Write out every line below that includes the word "text".

Given data =
(begin)

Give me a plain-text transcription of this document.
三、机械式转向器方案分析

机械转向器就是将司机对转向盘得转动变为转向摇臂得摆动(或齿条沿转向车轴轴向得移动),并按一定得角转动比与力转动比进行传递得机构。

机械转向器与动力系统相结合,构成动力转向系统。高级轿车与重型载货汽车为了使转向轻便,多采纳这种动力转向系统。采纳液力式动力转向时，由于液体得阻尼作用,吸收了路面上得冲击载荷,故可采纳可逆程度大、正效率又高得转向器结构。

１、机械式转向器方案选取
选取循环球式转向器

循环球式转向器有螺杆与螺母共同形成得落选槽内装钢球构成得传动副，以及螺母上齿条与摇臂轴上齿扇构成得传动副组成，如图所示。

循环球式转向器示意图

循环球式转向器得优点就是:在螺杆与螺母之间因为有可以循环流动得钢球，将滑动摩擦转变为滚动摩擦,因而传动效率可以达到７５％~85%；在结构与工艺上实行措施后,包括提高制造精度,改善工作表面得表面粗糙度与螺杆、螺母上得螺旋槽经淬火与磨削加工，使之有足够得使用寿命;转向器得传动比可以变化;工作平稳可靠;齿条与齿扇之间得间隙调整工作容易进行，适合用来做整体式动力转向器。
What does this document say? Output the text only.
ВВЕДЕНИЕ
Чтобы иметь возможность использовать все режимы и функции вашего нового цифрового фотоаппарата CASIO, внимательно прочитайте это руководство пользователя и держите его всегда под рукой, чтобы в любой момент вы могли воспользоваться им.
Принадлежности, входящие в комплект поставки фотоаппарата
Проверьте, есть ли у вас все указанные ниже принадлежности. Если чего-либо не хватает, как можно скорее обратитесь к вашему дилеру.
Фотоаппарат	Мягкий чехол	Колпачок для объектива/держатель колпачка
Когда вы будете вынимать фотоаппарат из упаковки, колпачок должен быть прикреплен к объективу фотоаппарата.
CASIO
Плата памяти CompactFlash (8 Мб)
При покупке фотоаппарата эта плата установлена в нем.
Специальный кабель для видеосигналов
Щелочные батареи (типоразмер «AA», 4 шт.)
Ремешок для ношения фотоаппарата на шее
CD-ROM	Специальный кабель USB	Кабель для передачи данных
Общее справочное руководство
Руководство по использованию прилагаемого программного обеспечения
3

(end)

In response =
Give me a plain-text transcription of this document.
What does this document say? Output the text only.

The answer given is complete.